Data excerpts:

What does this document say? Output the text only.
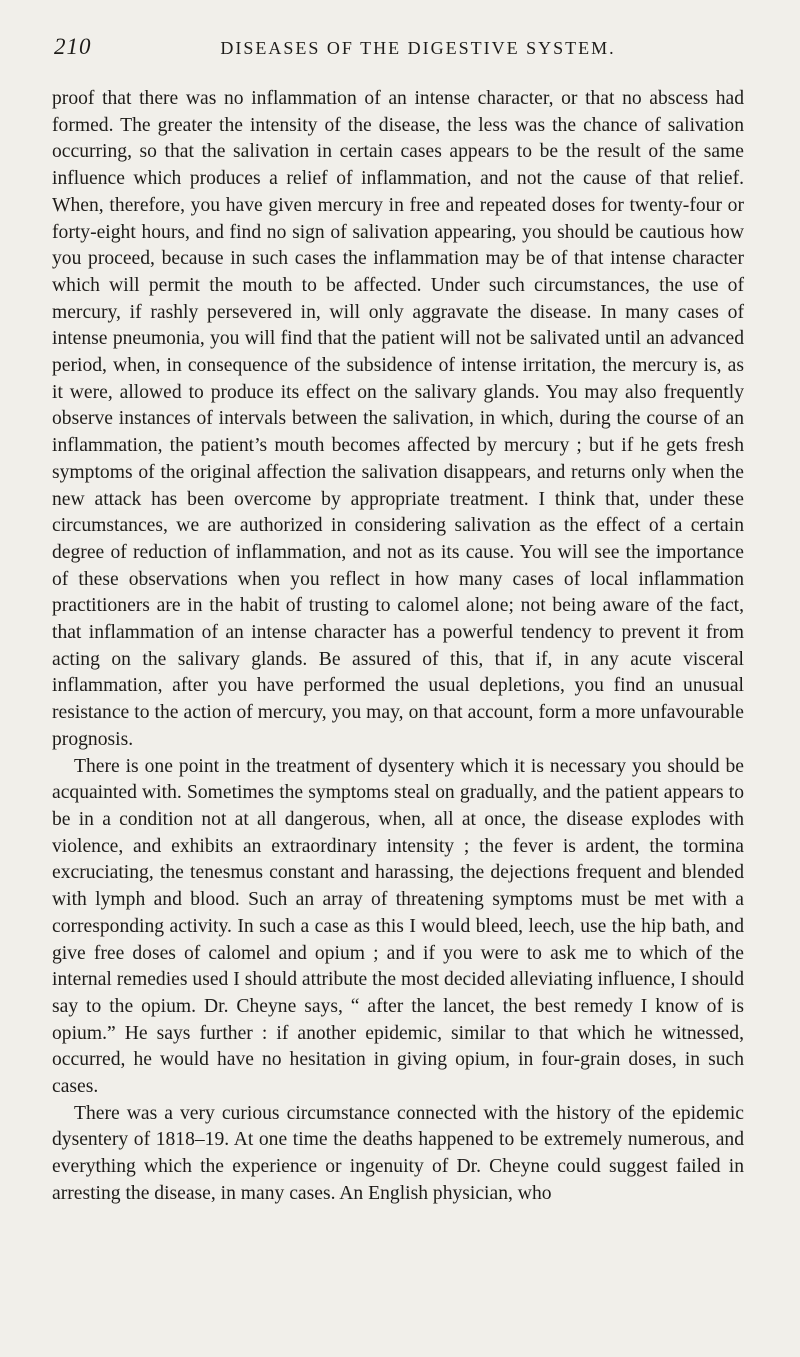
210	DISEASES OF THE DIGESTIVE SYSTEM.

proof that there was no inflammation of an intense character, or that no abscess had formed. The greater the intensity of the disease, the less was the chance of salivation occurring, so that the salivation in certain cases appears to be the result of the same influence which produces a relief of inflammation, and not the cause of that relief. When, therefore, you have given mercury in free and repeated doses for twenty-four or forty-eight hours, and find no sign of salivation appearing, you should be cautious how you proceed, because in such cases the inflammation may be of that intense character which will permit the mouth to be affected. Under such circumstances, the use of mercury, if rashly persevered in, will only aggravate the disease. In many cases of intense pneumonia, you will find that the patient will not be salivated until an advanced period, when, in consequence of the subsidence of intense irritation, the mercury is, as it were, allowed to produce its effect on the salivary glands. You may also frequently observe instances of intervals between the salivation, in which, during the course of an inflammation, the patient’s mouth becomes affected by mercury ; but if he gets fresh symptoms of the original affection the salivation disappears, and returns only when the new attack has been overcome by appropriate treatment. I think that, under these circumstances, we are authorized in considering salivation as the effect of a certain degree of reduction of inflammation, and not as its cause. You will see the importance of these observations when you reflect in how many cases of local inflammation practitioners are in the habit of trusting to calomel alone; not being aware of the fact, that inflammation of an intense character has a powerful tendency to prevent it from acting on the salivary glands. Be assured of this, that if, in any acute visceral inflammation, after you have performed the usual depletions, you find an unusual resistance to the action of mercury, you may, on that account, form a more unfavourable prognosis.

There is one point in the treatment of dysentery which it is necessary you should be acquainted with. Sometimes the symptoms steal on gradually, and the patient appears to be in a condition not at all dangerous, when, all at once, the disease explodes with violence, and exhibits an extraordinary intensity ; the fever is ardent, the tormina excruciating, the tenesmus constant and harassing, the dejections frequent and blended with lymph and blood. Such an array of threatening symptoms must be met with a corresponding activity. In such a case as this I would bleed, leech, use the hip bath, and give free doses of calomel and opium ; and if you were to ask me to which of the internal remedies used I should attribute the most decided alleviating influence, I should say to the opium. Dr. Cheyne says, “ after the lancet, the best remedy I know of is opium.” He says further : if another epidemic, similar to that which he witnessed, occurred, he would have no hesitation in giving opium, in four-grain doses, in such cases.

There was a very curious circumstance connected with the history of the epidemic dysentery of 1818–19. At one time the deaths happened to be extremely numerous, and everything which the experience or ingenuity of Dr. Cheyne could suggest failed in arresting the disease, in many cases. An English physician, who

---

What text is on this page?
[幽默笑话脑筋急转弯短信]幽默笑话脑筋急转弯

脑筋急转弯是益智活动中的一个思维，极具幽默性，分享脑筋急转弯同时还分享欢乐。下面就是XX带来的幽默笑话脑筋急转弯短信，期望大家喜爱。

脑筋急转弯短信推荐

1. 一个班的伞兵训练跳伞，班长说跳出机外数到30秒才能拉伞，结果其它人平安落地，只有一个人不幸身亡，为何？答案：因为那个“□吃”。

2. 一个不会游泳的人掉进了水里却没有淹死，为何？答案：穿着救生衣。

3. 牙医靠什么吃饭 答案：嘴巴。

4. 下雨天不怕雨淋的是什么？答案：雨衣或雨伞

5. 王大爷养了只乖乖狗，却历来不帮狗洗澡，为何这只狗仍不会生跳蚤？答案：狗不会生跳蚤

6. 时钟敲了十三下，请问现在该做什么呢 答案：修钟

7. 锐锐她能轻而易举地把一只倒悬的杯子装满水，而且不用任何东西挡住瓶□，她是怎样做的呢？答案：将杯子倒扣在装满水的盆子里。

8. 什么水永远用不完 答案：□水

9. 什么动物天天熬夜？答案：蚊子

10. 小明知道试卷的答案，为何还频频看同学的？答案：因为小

Task instructions: Read the entries above, then pull out the lines that include "What".

Exercise result:
What does this document say? Output the text only.
What text is on this page?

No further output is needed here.